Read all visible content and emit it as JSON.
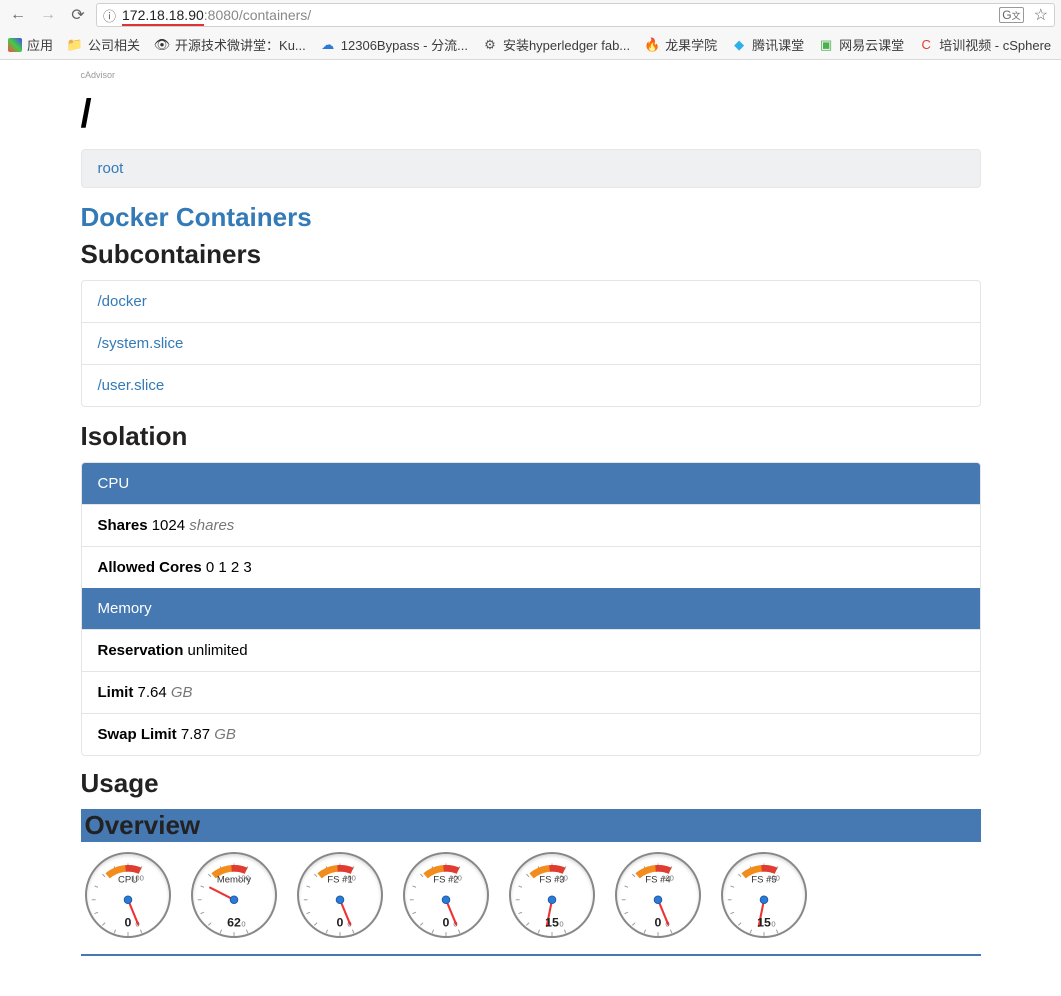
{
  "browser": {
    "url_host": "172.18.18.90",
    "url_port": ":8080",
    "url_path": "/containers/"
  },
  "bookmarks": {
    "apps": "应用",
    "items": [
      {
        "icon": "📁",
        "color": "#f7c948",
        "label": "公司相关"
      },
      {
        "icon": "👁",
        "color": "#333",
        "label": "开源技术微讲堂：Ku..."
      },
      {
        "icon": "☁",
        "color": "#2b7bd6",
        "label": "12306Bypass - 分流..."
      },
      {
        "icon": "⚙",
        "color": "#555",
        "label": "安装hyperledger fab..."
      },
      {
        "icon": "🔥",
        "color": "#e25822",
        "label": "龙果学院"
      },
      {
        "icon": "◆",
        "color": "#2bb0e8",
        "label": "腾讯课堂"
      },
      {
        "icon": "▣",
        "color": "#4caf50",
        "label": "网易云课堂"
      },
      {
        "icon": "C",
        "color": "#e03c31",
        "label": "培训视频 - cSphere"
      }
    ]
  },
  "page": {
    "brand": "cAdvisor",
    "title": "/",
    "breadcrumb_root": "root",
    "docker_containers": "Docker Containers",
    "subcontainers_heading": "Subcontainers",
    "subcontainers": [
      "/docker",
      "/system.slice",
      "/user.slice"
    ],
    "isolation_heading": "Isolation",
    "cpu_heading": "CPU",
    "shares_label": "Shares",
    "shares_value": "1024",
    "shares_unit": "shares",
    "allowed_cores_label": "Allowed Cores",
    "allowed_cores_value": "0 1 2 3",
    "memory_heading": "Memory",
    "reservation_label": "Reservation",
    "reservation_value": "unlimited",
    "limit_label": "Limit",
    "limit_value": "7.64",
    "limit_unit": "GB",
    "swap_label": "Swap Limit",
    "swap_value": "7.87",
    "swap_unit": "GB",
    "usage_heading": "Usage",
    "overview_heading": "Overview"
  },
  "chart_data": {
    "type": "table",
    "title": "Overview gauges",
    "series": [
      {
        "name": "CPU",
        "value": 0,
        "min": 0,
        "max": 100
      },
      {
        "name": "Memory",
        "value": 62,
        "min": 0,
        "max": 100
      },
      {
        "name": "FS #1",
        "value": 0,
        "min": 0,
        "max": 100
      },
      {
        "name": "FS #2",
        "value": 0,
        "min": 0,
        "max": 100
      },
      {
        "name": "FS #3",
        "value": 15,
        "min": 0,
        "max": 100
      },
      {
        "name": "FS #4",
        "value": 0,
        "min": 0,
        "max": 100
      },
      {
        "name": "FS #5",
        "value": 15,
        "min": 0,
        "max": 100
      }
    ]
  }
}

=-=-=-=-=

[Instructions to follow] Repeat the records in full, exactly as they appear, without the pictures.

[Output for this exercise]
Read all visible content and emit it as JSON.
{
  "browser": {
    "url_host": "172.18.18.90",
    "url_port": ":8080",
    "url_path": "/containers/"
  },
  "bookmarks": {
    "apps": "应用",
    "items": [
      {
        "icon": "📁",
        "color": "#f7c948",
        "label": "公司相关"
      },
      {
        "icon": "👁",
        "color": "#333",
        "label": "开源技术微讲堂：Ku..."
      },
      {
        "icon": "☁",
        "color": "#2b7bd6",
        "label": "12306Bypass - 分流..."
      },
      {
        "icon": "⚙",
        "color": "#555",
        "label": "安装hyperledger fab..."
      },
      {
        "icon": "🔥",
        "color": "#e25822",
        "label": "龙果学院"
      },
      {
        "icon": "◆",
        "color": "#2bb0e8",
        "label": "腾讯课堂"
      },
      {
        "icon": "▣",
        "color": "#4caf50",
        "label": "网易云课堂"
      },
      {
        "icon": "C",
        "color": "#e03c31",
        "label": "培训视频 - cSphere"
      }
    ]
  },
  "page": {
    "brand": "cAdvisor",
    "title": "/",
    "breadcrumb_root": "root",
    "docker_containers": "Docker Containers",
    "subcontainers_heading": "Subcontainers",
    "subcontainers": [
      "/docker",
      "/system.slice",
      "/user.slice"
    ],
    "isolation_heading": "Isolation",
    "cpu_heading": "CPU",
    "shares_label": "Shares",
    "shares_value": "1024",
    "shares_unit": "shares",
    "allowed_cores_label": "Allowed Cores",
    "allowed_cores_value": "0 1 2 3",
    "memory_heading": "Memory",
    "reservation_label": "Reservation",
    "reservation_value": "unlimited",
    "limit_label": "Limit",
    "limit_value": "7.64",
    "limit_unit": "GB",
    "swap_label": "Swap Limit",
    "swap_value": "7.87",
    "swap_unit": "GB",
    "usage_heading": "Usage",
    "overview_heading": "Overview"
  },
  "chart_data": {
    "type": "table",
    "title": "Overview gauges",
    "series": [
      {
        "name": "CPU",
        "value": 0,
        "min": 0,
        "max": 100
      },
      {
        "name": "Memory",
        "value": 62,
        "min": 0,
        "max": 100
      },
      {
        "name": "FS #1",
        "value": 0,
        "min": 0,
        "max": 100
      },
      {
        "name": "FS #2",
        "value": 0,
        "min": 0,
        "max": 100
      },
      {
        "name": "FS #3",
        "value": 15,
        "min": 0,
        "max": 100
      },
      {
        "name": "FS #4",
        "value": 0,
        "min": 0,
        "max": 100
      },
      {
        "name": "FS #5",
        "value": 15,
        "min": 0,
        "max": 100
      }
    ]
  }
}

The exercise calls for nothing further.